- Excerpt from a dataset

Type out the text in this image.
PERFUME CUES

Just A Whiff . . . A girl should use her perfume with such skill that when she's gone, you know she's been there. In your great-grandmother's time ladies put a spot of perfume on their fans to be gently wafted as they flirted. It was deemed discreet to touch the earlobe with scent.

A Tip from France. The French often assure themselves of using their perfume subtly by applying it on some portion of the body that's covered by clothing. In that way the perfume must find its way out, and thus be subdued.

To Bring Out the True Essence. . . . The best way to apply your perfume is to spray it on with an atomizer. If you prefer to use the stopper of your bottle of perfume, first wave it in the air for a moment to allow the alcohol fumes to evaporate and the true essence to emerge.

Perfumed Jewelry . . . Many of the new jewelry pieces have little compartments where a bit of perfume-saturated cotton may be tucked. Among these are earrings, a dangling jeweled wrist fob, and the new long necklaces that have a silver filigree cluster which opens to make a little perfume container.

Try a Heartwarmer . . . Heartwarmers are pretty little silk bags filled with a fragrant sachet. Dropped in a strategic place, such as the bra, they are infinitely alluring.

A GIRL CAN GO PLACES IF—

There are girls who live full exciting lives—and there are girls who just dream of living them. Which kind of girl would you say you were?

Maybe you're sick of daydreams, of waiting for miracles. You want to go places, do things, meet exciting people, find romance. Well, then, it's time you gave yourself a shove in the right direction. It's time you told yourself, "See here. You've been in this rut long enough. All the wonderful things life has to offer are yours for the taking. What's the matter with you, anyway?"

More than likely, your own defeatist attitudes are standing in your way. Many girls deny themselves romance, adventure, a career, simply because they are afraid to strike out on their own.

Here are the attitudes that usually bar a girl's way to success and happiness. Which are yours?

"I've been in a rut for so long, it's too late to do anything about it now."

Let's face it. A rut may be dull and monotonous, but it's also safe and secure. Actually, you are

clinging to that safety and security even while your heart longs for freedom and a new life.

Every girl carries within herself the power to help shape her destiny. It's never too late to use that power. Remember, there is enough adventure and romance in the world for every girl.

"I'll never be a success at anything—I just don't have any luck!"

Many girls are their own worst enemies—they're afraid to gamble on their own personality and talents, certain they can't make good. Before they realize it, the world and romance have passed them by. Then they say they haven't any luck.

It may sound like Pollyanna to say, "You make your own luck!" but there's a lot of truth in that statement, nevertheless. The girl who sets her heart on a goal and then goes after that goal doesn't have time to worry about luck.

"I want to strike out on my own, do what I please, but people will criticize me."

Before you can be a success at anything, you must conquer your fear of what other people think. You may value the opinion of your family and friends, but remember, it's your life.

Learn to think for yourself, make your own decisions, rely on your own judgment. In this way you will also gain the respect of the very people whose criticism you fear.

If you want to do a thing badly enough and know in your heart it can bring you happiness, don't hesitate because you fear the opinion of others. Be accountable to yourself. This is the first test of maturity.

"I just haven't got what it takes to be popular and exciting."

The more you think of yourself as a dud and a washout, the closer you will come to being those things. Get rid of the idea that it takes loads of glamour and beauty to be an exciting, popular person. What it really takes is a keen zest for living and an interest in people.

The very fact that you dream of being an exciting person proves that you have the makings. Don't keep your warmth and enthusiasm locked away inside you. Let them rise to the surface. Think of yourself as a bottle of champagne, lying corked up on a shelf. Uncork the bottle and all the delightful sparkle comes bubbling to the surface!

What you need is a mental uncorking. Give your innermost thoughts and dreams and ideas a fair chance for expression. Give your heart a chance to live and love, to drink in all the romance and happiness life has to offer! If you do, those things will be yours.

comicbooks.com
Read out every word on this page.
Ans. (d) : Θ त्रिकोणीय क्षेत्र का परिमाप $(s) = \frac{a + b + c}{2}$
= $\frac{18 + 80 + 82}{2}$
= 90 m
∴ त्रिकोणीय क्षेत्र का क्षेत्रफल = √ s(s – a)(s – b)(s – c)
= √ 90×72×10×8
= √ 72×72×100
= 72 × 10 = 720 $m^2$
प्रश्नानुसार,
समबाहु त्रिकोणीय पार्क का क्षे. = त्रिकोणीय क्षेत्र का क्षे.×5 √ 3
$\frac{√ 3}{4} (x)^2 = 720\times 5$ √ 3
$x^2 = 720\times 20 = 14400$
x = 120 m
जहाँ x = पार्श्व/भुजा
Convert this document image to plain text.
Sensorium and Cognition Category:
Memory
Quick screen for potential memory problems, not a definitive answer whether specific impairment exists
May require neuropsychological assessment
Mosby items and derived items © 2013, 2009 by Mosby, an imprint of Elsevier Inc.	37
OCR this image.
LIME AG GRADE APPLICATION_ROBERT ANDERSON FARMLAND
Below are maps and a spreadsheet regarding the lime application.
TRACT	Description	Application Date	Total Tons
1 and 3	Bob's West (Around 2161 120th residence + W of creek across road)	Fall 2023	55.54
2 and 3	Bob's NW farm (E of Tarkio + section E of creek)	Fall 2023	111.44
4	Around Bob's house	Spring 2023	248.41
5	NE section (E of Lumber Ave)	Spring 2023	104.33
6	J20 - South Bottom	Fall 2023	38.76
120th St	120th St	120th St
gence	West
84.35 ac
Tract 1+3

- Job
Make an exact copy of the material above.

- Solution to this task
Type out the text in this image.
PERFUME CUES

Just A Whiff . . . A girl should use her perfume with such skill that when she's gone, you know she's been there. In your great-grandmother's time ladies put a spot of perfume on their fans to be gently wafted as they flirted. It was deemed discreet to touch the earlobe with scent.

A Tip from France. The French often assure themselves of using their perfume subtly by applying it on some portion of the body that's covered by clothing. In that way the perfume must find its way out, and thus be subdued.

To Bring Out the True Essence. . . . The best way to apply your perfume is to spray it on with an atomizer. If you prefer to use the stopper of your bottle of perfume, first wave it in the air for a moment to allow the alcohol fumes to evaporate and the true essence to emerge.

Perfumed Jewelry . . . Many of the new jewelry pieces have little compartments where a bit of perfume-saturated cotton may be tucked. Among these are earrings, a dangling jeweled wrist fob, and the new long necklaces that have a silver filigree cluster which opens to make a little perfume container.

Try a Heartwarmer . . . Heartwarmers are pretty little silk bags filled with a fragrant sachet. Dropped in a strategic place, such as the bra, they are infinitely alluring.

A GIRL CAN GO PLACES IF—

There are girls who live full exciting lives—and there are girls who just dream of living them. Which kind of girl would you say you were?

Maybe you're sick of daydreams, of waiting for miracles. You want to go places, do things, meet exciting people, find romance. Well, then, it's time you gave yourself a shove in the right direction. It's time you told yourself, "See here. You've been in this rut long enough. All the wonderful things life has to offer are yours for the taking. What's the matter with you, anyway?"

More than likely, your own defeatist attitudes are standing in your way. Many girls deny themselves romance, adventure, a career, simply because they are afraid to strike out on their own.

Here are the attitudes that usually bar a girl's way to success and happiness. Which are yours?

"I've been in a rut for so long, it's too late to do anything about it now."

Let's face it. A rut may be dull and monotonous, but it's also safe and secure. Actually, you are

clinging to that safety and security even while your heart longs for freedom and a new life.

Every girl carries within herself the power to help shape her destiny. It's never too late to use that power. Remember, there is enough adventure and romance in the world for every girl.

"I'll never be a success at anything—I just don't have any luck!"

Many girls are their own worst enemies—they're afraid to gamble on their own personality and talents, certain they can't make good. Before they realize it, the world and romance have passed them by. Then they say they haven't any luck.

It may sound like Pollyanna to say, "You make your own luck!" but there's a lot of truth in that statement, nevertheless. The girl who sets her heart on a goal and then goes after that goal doesn't have time to worry about luck.

"I want to strike out on my own, do what I please, but people will criticize me."

Before you can be a success at anything, you must conquer your fear of what other people think. You may value the opinion of your family and friends, but remember, it's your life.

Learn to think for yourself, make your own decisions, rely on your own judgment. In this way you will also gain the respect of the very people whose criticism you fear.

If you want to do a thing badly enough and know in your heart it can bring you happiness, don't hesitate because you fear the opinion of others. Be accountable to yourself. This is the first test of maturity.

"I just haven't got what it takes to be popular and exciting."

The more you think of yourself as a dud and a washout, the closer you will come to being those things. Get rid of the idea that it takes loads of glamour and beauty to be an exciting, popular person. What it really takes is a keen zest for living and an interest in people.

The very fact that you dream of being an exciting person proves that you have the makings. Don't keep your warmth and enthusiasm locked away inside you. Let them rise to the surface. Think of yourself as a bottle of champagne, lying corked up on a shelf. Uncork the bottle and all the delightful sparkle comes bubbling to the surface!

What you need is a mental uncorking. Give your innermost thoughts and dreams and ideas a fair chance for expression. Give your heart a chance to live and love, to drink in all the romance and happiness life has to offer! If you do, those things will be yours.

comicbooks.com
Read out every word on this page.
Ans. (d) : Θ त्रिकोणीय क्षेत्र का परिमाप $(s) = \frac{a + b + c}{2}$
= $\frac{18 + 80 + 82}{2}$
= 90 m
∴ त्रिकोणीय क्षेत्र का क्षेत्रफल = √ s(s – a)(s – b)(s – c)
= √ 90×72×10×8
= √ 72×72×100
= 72 × 10 = 720 $m^2$
प्रश्नानुसार,
समबाहु त्रिकोणीय पार्क का क्षे. = त्रिकोणीय क्षेत्र का क्षे.×5 √ 3
$\frac{√ 3}{4} (x)^2 = 720\times 5$ √ 3
$x^2 = 720\times 20 = 14400$
x = 120 m
जहाँ x = पार्श्व/भुजा
Convert this document image to plain text.
Sensorium and Cognition Category:
Memory
Quick screen for potential memory problems, not a definitive answer whether specific impairment exists
May require neuropsychological assessment
Mosby items and derived items © 2013, 2009 by Mosby, an imprint of Elsevier Inc.	37
OCR this image.
LIME AG GRADE APPLICATION_ROBERT ANDERSON FARMLAND
Below are maps and a spreadsheet regarding the lime application.
TRACT	Description	Application Date	Total Tons
1 and 3	Bob's West (Around 2161 120th residence + W of creek across road)	Fall 2023	55.54
2 and 3	Bob's NW farm (E of Tarkio + section E of creek)	Fall 2023	111.44
4	Around Bob's house	Spring 2023	248.41
5	NE section (E of Lumber Ave)	Spring 2023	104.33
6	J20 - South Bottom	Fall 2023	38.76
120th St	120th St	120th St
gence	West
84.35 ac
Tract 1+3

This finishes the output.